▸ **TO BE DONE**: Write the entries out again exactly as they stand, but without the pictures.
---- SUPPLIED ENTRIES
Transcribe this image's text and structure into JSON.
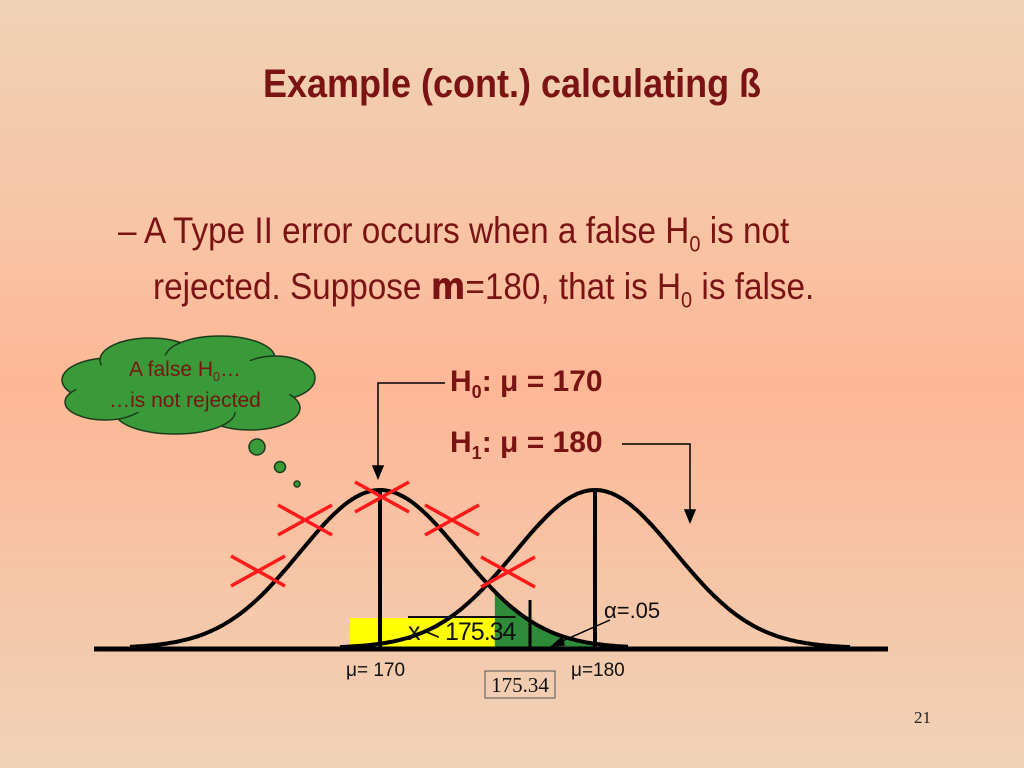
{
  "title": "Example (cont.) calculating ß",
  "bullet": {
    "dash": "–",
    "line1_a": "A Type II error occurs when a false H",
    "line1_sub": "0",
    "line1_b": " is not",
    "line2_a": "rejected. Suppose ",
    "mu_symbol": "m",
    "line2_b": "=180, that is H",
    "line2_sub": "0",
    "line2_c": " is false."
  },
  "cloud": {
    "line1": "A false H",
    "line1_sub": "0",
    "line1_end": "…",
    "line2": "…is not rejected",
    "color": "#3a9a3a"
  },
  "h0": {
    "label": "H",
    "sub": "0",
    "rest": ": μ = 170"
  },
  "h1": {
    "label": "H",
    "sub": "1",
    "rest": ": μ = 180"
  },
  "chart": {
    "mu0_label": "μ= 170",
    "mu1_label": "μ=180",
    "critical_box": "175.34",
    "region_label": "x < 175.34",
    "alpha_label": "α=.05",
    "mu0": 170,
    "mu1": 180,
    "critical": 175.34,
    "alpha": 0.05,
    "region_color": "#ffff00",
    "alpha_color": "#2e8b3a",
    "x_mark_color": "#ff1a1a"
  },
  "page_number": "21"
}
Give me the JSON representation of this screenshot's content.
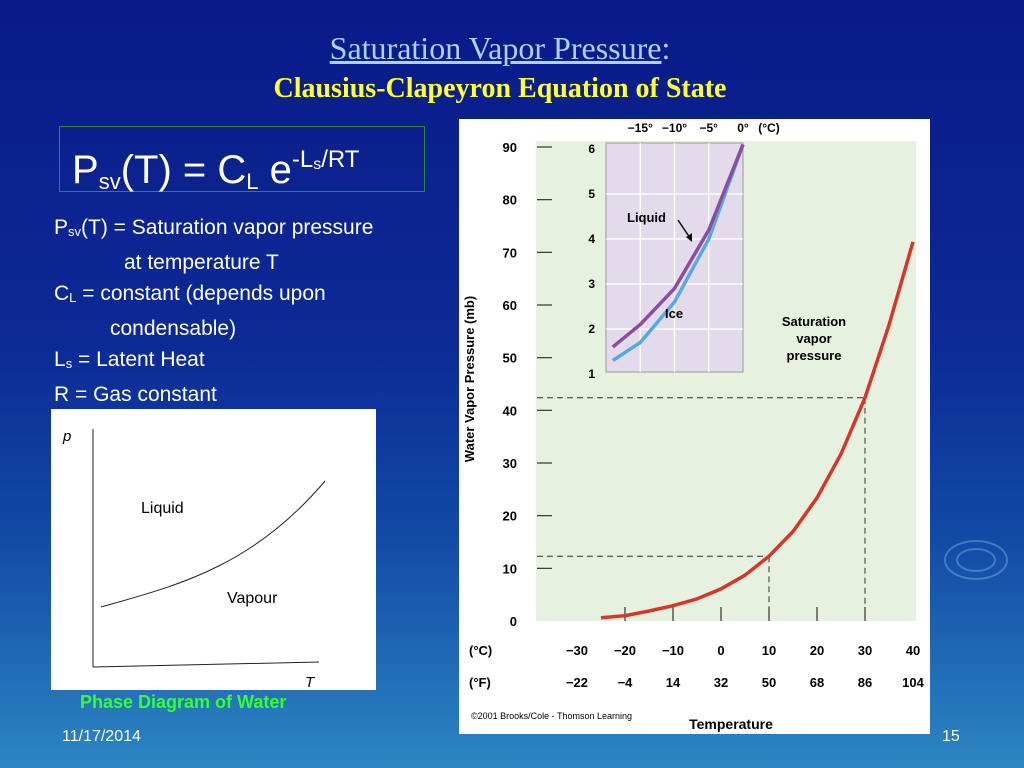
{
  "slide": {
    "title": "Saturation Vapor Pressure",
    "title_colon": ":",
    "subtitle": "Clausius-Clapeyron Equation of State",
    "date": "11/17/2014",
    "page": "15"
  },
  "equation": {
    "p": "P",
    "sv": "sv",
    "t": "(T) = C",
    "l": "L",
    "e": " e",
    "exp1": "-L",
    "exp2": "s",
    "exp3": "/RT"
  },
  "definitions": {
    "d1_p": "P",
    "d1_sub": "sv",
    "d1_text": "(T) = Saturation vapor pressure",
    "d1_cont": "at temperature T",
    "d2_c": "C",
    "d2_sub": "L",
    "d2_text": " = constant (depends upon",
    "d2_cont": "condensable)",
    "d3_l": "L",
    "d3_sub": "s",
    "d3_text": " = Latent Heat",
    "d4": "R = Gas constant"
  },
  "phase_diagram": {
    "caption": "Phase Diagram of Water",
    "y_label": "p",
    "x_label": "T",
    "liquid_label": "Liquid",
    "vapour_label": "Vapour"
  },
  "chart_data": {
    "type": "line",
    "ylabel": "Water Vapor Pressure (mb)",
    "xlabel": "Temperature",
    "credit": "©2001 Brooks/Cole - Thomson Learning",
    "curve_label": [
      "Saturation",
      "vapor",
      "pressure"
    ],
    "x_unit_c": "(°C)",
    "x_unit_f": "(°F)",
    "xticks_c": [
      "−30",
      "−20",
      "−10",
      "0",
      "10",
      "20",
      "30",
      "40"
    ],
    "xticks_f": [
      "−22",
      "−4",
      "14",
      "32",
      "50",
      "68",
      "86",
      "104"
    ],
    "xticks_c_values": [
      -30,
      -20,
      -10,
      0,
      10,
      20,
      30,
      40
    ],
    "yticks": [
      "0",
      "10",
      "20",
      "30",
      "40",
      "50",
      "60",
      "70",
      "80",
      "90"
    ],
    "xlim": [
      -30,
      40
    ],
    "ylim": [
      0,
      90
    ],
    "series": [
      {
        "x": [
          -25,
          -20,
          -15,
          -10,
          -5,
          0,
          5,
          10,
          15,
          20,
          25,
          30,
          35,
          40
        ],
        "y": [
          0.6,
          1.0,
          1.9,
          2.9,
          4.2,
          6.1,
          8.7,
          12.3,
          17.0,
          23.4,
          31.7,
          42.4,
          56.2,
          72.0
        ]
      }
    ],
    "reference_points": [
      {
        "x": 10,
        "y": 12.3
      },
      {
        "x": 30,
        "y": 42.4
      }
    ],
    "inset": {
      "xticks_c": [
        "−15°",
        "−10°",
        "−5°",
        "0°"
      ],
      "x_unit": "(°C)",
      "yticks": [
        "1",
        "2",
        "3",
        "4",
        "5",
        "6"
      ],
      "xlim": [
        -20,
        0
      ],
      "ylim": [
        1,
        6
      ],
      "liquid_label": "Liquid",
      "ice_label": "Ice",
      "liquid": {
        "x": [
          -19,
          -15,
          -10,
          -5,
          0
        ],
        "y": [
          1.6,
          2.1,
          2.9,
          4.2,
          6.1
        ]
      },
      "ice": {
        "x": [
          -19,
          -15,
          -10,
          -5,
          0
        ],
        "y": [
          1.3,
          1.7,
          2.6,
          4.0,
          6.1
        ]
      }
    }
  }
}
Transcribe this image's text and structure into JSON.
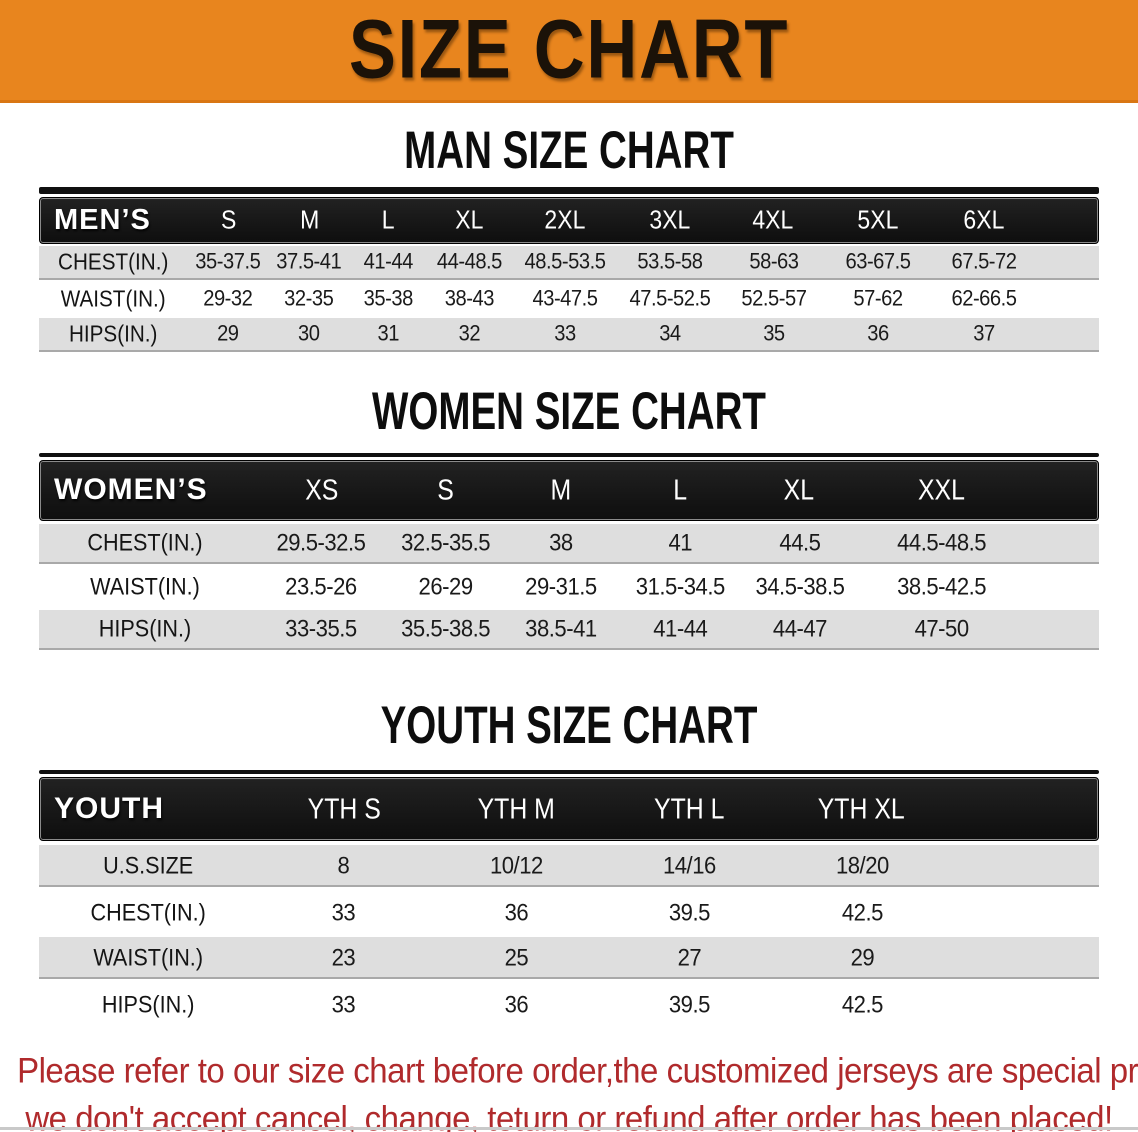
{
  "banner": {
    "title": "SIZE CHART"
  },
  "colors": {
    "banner_bg": "#E8851E",
    "header_bar_bg": "#141414",
    "header_bar_text": "#FFFFFF",
    "row_shade": "#DEDEDE",
    "row_plain": "#FFFFFF",
    "footer_text": "#B02A2C"
  },
  "sections": {
    "men": {
      "heading": "MAN SIZE CHART",
      "corner": "MEN’S",
      "sizes": [
        "S",
        "M",
        "L",
        "XL",
        "2XL",
        "3XL",
        "4XL",
        "5XL",
        "6XL"
      ],
      "rows": [
        {
          "label": "CHEST(IN.)",
          "values": [
            "35-37.5",
            "37.5-41",
            "41-44",
            "44-48.5",
            "48.5-53.5",
            "53.5-58",
            "58-63",
            "63-67.5",
            "67.5-72"
          ]
        },
        {
          "label": "WAIST(IN.)",
          "values": [
            "29-32",
            "32-35",
            "35-38",
            "38-43",
            "43-47.5",
            "47.5-52.5",
            "52.5-57",
            "57-62",
            "62-66.5"
          ]
        },
        {
          "label": "HIPS(IN.)",
          "values": [
            "29",
            "30",
            "31",
            "32",
            "33",
            "34",
            "35",
            "36",
            "37"
          ]
        }
      ]
    },
    "women": {
      "heading": "WOMEN SIZE CHART",
      "corner": "WOMEN’S",
      "sizes": [
        "XS",
        "S",
        "M",
        "L",
        "XL",
        "XXL"
      ],
      "rows": [
        {
          "label": "CHEST(IN.)",
          "values": [
            "29.5-32.5",
            "32.5-35.5",
            "38",
            "41",
            "44.5",
            "44.5-48.5"
          ]
        },
        {
          "label": "WAIST(IN.)",
          "values": [
            "23.5-26",
            "26-29",
            "29-31.5",
            "31.5-34.5",
            "34.5-38.5",
            "38.5-42.5"
          ]
        },
        {
          "label": "HIPS(IN.)",
          "values": [
            "33-35.5",
            "35.5-38.5",
            "38.5-41",
            "41-44",
            "44-47",
            "47-50"
          ]
        }
      ]
    },
    "youth": {
      "heading": "YOUTH SIZE CHART",
      "corner": "YOUTH",
      "sizes": [
        "YTH S",
        "YTH M",
        "YTH L",
        "YTH XL"
      ],
      "rows": [
        {
          "label": "U.S.SIZE",
          "values": [
            "8",
            "10/12",
            "14/16",
            "18/20"
          ]
        },
        {
          "label": "CHEST(IN.)",
          "values": [
            "33",
            "36",
            "39.5",
            "42.5"
          ]
        },
        {
          "label": "WAIST(IN.)",
          "values": [
            "23",
            "25",
            "27",
            "29"
          ]
        },
        {
          "label": "HIPS(IN.)",
          "values": [
            "33",
            "36",
            "39.5",
            "42.5"
          ]
        }
      ]
    }
  },
  "footer": {
    "line1": "Please refer to our size chart before order,the customized jerseys are special products,",
    "line2": "we don't accept cancel, change, teturn or refund after order has been placed!"
  }
}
--------
▸ **PROBLEM SOLUTION**:
Transcribe this image's text and structure into JSON.
{
  "title": "Example (cont.) calculating ß",
  "bullet": {
    "dash": "–",
    "line1_a": "A Type II error occurs when a false H",
    "line1_sub": "0",
    "line1_b": " is not",
    "line2_a": "rejected. Suppose ",
    "mu_symbol": "m",
    "line2_b": "=180, that is H",
    "line2_sub": "0",
    "line2_c": " is false."
  },
  "cloud": {
    "line1": "A false H",
    "line1_sub": "0",
    "line1_end": "…",
    "line2": "…is not rejected",
    "color": "#3a9a3a"
  },
  "h0": {
    "label": "H",
    "sub": "0",
    "rest": ": μ = 170"
  },
  "h1": {
    "label": "H",
    "sub": "1",
    "rest": ": μ = 180"
  },
  "chart": {
    "mu0_label": "μ= 170",
    "mu1_label": "μ=180",
    "critical_box": "175.34",
    "region_label": "x < 175.34",
    "alpha_label": "α=.05",
    "mu0": 170,
    "mu1": 180,
    "critical": 175.34,
    "alpha": 0.05,
    "region_color": "#ffff00",
    "alpha_color": "#2e8b3a",
    "x_mark_color": "#ff1a1a"
  },
  "page_number": "21"
}
Give me the JSON representation of this screenshot's content.
{
  "slide": {
    "title": "Saturation Vapor Pressure",
    "title_colon": ":",
    "subtitle": "Clausius-Clapeyron Equation of State",
    "date": "11/17/2014",
    "page": "15"
  },
  "equation": {
    "p": "P",
    "sv": "sv",
    "t": "(T) = C",
    "l": "L",
    "e": " e",
    "exp1": "-L",
    "exp2": "s",
    "exp3": "/RT"
  },
  "definitions": {
    "d1_p": "P",
    "d1_sub": "sv",
    "d1_text": "(T) = Saturation vapor pressure",
    "d1_cont": "at temperature T",
    "d2_c": "C",
    "d2_sub": "L",
    "d2_text": " = constant (depends upon",
    "d2_cont": "condensable)",
    "d3_l": "L",
    "d3_sub": "s",
    "d3_text": " = Latent Heat",
    "d4": "R = Gas constant"
  },
  "phase_diagram": {
    "caption": "Phase Diagram of Water",
    "y_label": "p",
    "x_label": "T",
    "liquid_label": "Liquid",
    "vapour_label": "Vapour"
  },
  "chart_data": {
    "type": "line",
    "ylabel": "Water Vapor Pressure (mb)",
    "xlabel": "Temperature",
    "credit": "©2001 Brooks/Cole - Thomson Learning",
    "curve_label": [
      "Saturation",
      "vapor",
      "pressure"
    ],
    "x_unit_c": "(°C)",
    "x_unit_f": "(°F)",
    "xticks_c": [
      "−30",
      "−20",
      "−10",
      "0",
      "10",
      "20",
      "30",
      "40"
    ],
    "xticks_f": [
      "−22",
      "−4",
      "14",
      "32",
      "50",
      "68",
      "86",
      "104"
    ],
    "xticks_c_values": [
      -30,
      -20,
      -10,
      0,
      10,
      20,
      30,
      40
    ],
    "yticks": [
      "0",
      "10",
      "20",
      "30",
      "40",
      "50",
      "60",
      "70",
      "80",
      "90"
    ],
    "xlim": [
      -30,
      40
    ],
    "ylim": [
      0,
      90
    ],
    "series": [
      {
        "x": [
          -25,
          -20,
          -15,
          -10,
          -5,
          0,
          5,
          10,
          15,
          20,
          25,
          30,
          35,
          40
        ],
        "y": [
          0.6,
          1.0,
          1.9,
          2.9,
          4.2,
          6.1,
          8.7,
          12.3,
          17.0,
          23.4,
          31.7,
          42.4,
          56.2,
          72.0
        ]
      }
    ],
    "reference_points": [
      {
        "x": 10,
        "y": 12.3
      },
      {
        "x": 30,
        "y": 42.4
      }
    ],
    "inset": {
      "xticks_c": [
        "−15°",
        "−10°",
        "−5°",
        "0°"
      ],
      "x_unit": "(°C)",
      "yticks": [
        "1",
        "2",
        "3",
        "4",
        "5",
        "6"
      ],
      "xlim": [
        -20,
        0
      ],
      "ylim": [
        1,
        6
      ],
      "liquid_label": "Liquid",
      "ice_label": "Ice",
      "liquid": {
        "x": [
          -19,
          -15,
          -10,
          -5,
          0
        ],
        "y": [
          1.6,
          2.1,
          2.9,
          4.2,
          6.1
        ]
      },
      "ice": {
        "x": [
          -19,
          -15,
          -10,
          -5,
          0
        ],
        "y": [
          1.3,
          1.7,
          2.6,
          4.0,
          6.1
        ]
      }
    }
  }
}
Transcribe this image's text and structure into JSON.
{
  "banner": {
    "title": "SIZE CHART"
  },
  "colors": {
    "banner_bg": "#E8851E",
    "header_bar_bg": "#141414",
    "header_bar_text": "#FFFFFF",
    "row_shade": "#DEDEDE",
    "row_plain": "#FFFFFF",
    "footer_text": "#B02A2C"
  },
  "sections": {
    "men": {
      "heading": "MAN SIZE CHART",
      "corner": "MEN’S",
      "sizes": [
        "S",
        "M",
        "L",
        "XL",
        "2XL",
        "3XL",
        "4XL",
        "5XL",
        "6XL"
      ],
      "rows": [
        {
          "label": "CHEST(IN.)",
          "values": [
            "35-37.5",
            "37.5-41",
            "41-44",
            "44-48.5",
            "48.5-53.5",
            "53.5-58",
            "58-63",
            "63-67.5",
            "67.5-72"
          ]
        },
        {
          "label": "WAIST(IN.)",
          "values": [
            "29-32",
            "32-35",
            "35-38",
            "38-43",
            "43-47.5",
            "47.5-52.5",
            "52.5-57",
            "57-62",
            "62-66.5"
          ]
        },
        {
          "label": "HIPS(IN.)",
          "values": [
            "29",
            "30",
            "31",
            "32",
            "33",
            "34",
            "35",
            "36",
            "37"
          ]
        }
      ]
    },
    "women": {
      "heading": "WOMEN SIZE CHART",
      "corner": "WOMEN’S",
      "sizes": [
        "XS",
        "S",
        "M",
        "L",
        "XL",
        "XXL"
      ],
      "rows": [
        {
          "label": "CHEST(IN.)",
          "values": [
            "29.5-32.5",
            "32.5-35.5",
            "38",
            "41",
            "44.5",
            "44.5-48.5"
          ]
        },
        {
          "label": "WAIST(IN.)",
          "values": [
            "23.5-26",
            "26-29",
            "29-31.5",
            "31.5-34.5",
            "34.5-38.5",
            "38.5-42.5"
          ]
        },
        {
          "label": "HIPS(IN.)",
          "values": [
            "33-35.5",
            "35.5-38.5",
            "38.5-41",
            "41-44",
            "44-47",
            "47-50"
          ]
        }
      ]
    },
    "youth": {
      "heading": "YOUTH SIZE CHART",
      "corner": "YOUTH",
      "sizes": [
        "YTH S",
        "YTH M",
        "YTH L",
        "YTH XL"
      ],
      "rows": [
        {
          "label": "U.S.SIZE",
          "values": [
            "8",
            "10/12",
            "14/16",
            "18/20"
          ]
        },
        {
          "label": "CHEST(IN.)",
          "values": [
            "33",
            "36",
            "39.5",
            "42.5"
          ]
        },
        {
          "label": "WAIST(IN.)",
          "values": [
            "23",
            "25",
            "27",
            "29"
          ]
        },
        {
          "label": "HIPS(IN.)",
          "values": [
            "33",
            "36",
            "39.5",
            "42.5"
          ]
        }
      ]
    }
  },
  "footer": {
    "line1": "Please refer to our size chart before order,the customized jerseys are special products,",
    "line2": "we don't accept cancel, change, teturn or refund after order has been placed!"
  }
}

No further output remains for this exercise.